• Exercise: Determine how many lines contain the string "влияющие" and reply with that number alone.

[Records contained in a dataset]

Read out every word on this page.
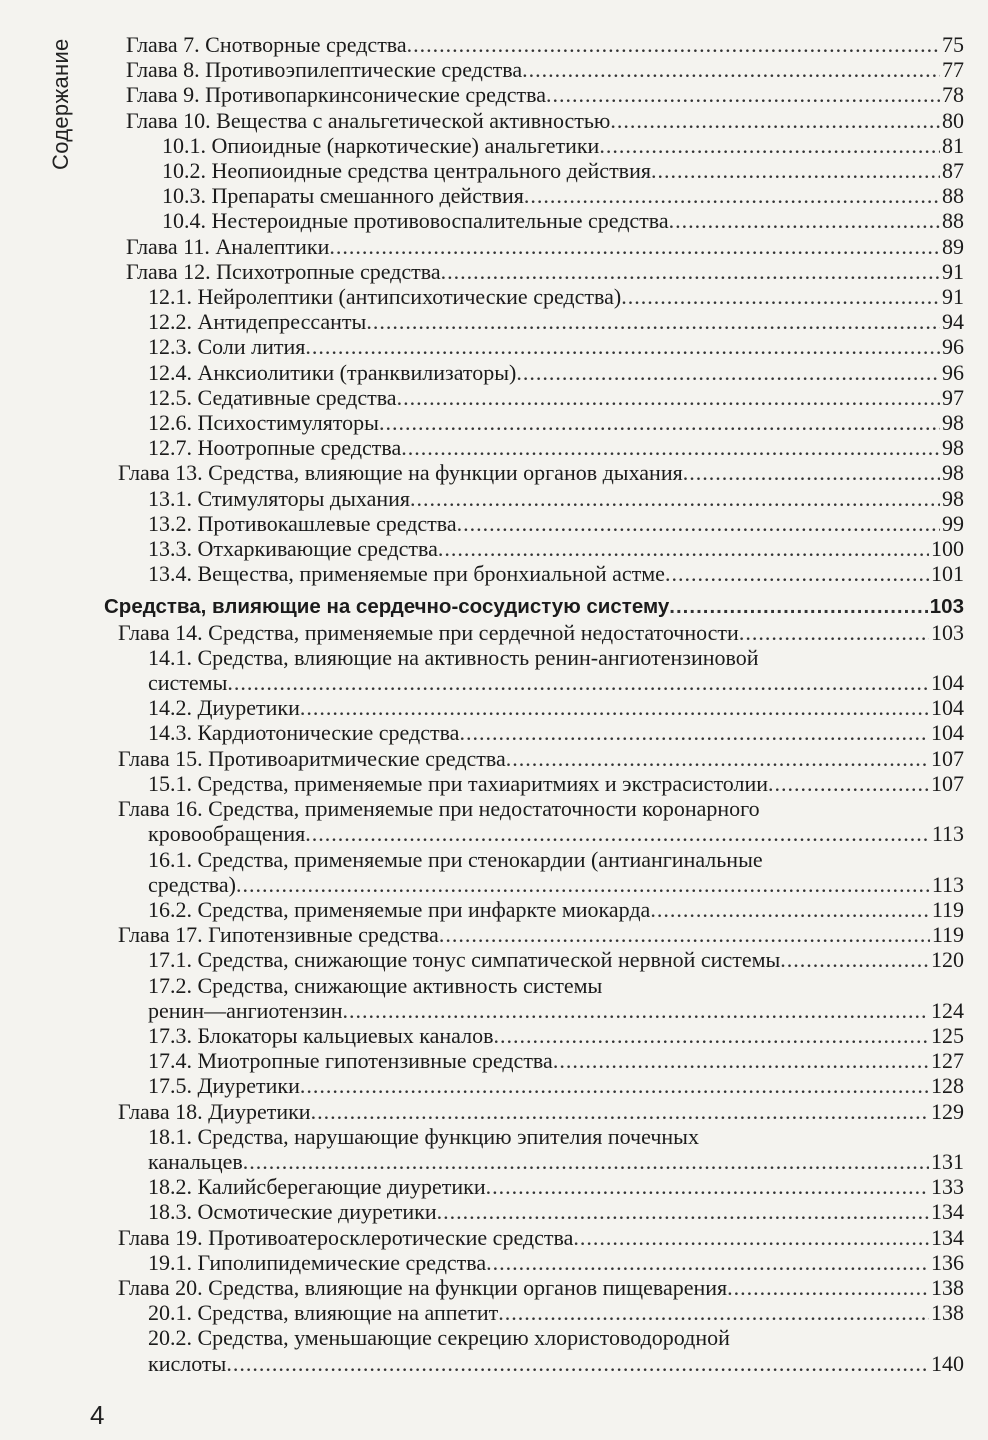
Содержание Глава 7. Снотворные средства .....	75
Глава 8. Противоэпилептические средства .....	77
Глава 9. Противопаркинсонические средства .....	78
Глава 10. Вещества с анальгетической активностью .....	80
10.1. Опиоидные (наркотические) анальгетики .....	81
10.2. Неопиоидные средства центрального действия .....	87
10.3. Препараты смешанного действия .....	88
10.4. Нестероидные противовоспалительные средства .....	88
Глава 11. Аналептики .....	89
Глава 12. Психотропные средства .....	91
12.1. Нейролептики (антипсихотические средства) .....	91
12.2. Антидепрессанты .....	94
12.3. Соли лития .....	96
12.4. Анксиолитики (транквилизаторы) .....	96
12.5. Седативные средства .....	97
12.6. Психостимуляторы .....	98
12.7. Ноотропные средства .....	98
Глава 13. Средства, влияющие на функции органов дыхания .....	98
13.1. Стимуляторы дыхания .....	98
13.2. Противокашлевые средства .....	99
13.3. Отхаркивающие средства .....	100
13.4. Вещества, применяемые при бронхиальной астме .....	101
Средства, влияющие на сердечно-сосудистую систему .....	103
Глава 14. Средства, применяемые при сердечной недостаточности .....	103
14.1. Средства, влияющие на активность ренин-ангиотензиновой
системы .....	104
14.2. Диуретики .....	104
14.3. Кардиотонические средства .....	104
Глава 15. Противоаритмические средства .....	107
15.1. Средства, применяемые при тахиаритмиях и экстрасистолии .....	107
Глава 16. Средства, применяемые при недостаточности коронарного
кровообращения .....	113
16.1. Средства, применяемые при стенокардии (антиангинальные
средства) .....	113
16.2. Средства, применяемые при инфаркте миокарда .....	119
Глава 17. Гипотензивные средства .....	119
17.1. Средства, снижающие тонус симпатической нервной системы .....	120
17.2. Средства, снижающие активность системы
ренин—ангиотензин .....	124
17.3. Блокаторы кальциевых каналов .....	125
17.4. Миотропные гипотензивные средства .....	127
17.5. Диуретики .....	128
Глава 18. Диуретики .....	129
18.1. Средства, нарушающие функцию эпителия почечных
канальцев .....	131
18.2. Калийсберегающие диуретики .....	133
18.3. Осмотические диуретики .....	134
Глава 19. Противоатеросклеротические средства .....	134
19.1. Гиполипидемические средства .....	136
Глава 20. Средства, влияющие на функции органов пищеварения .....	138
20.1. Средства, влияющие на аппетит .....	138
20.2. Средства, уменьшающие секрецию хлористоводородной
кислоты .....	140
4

• The output: 5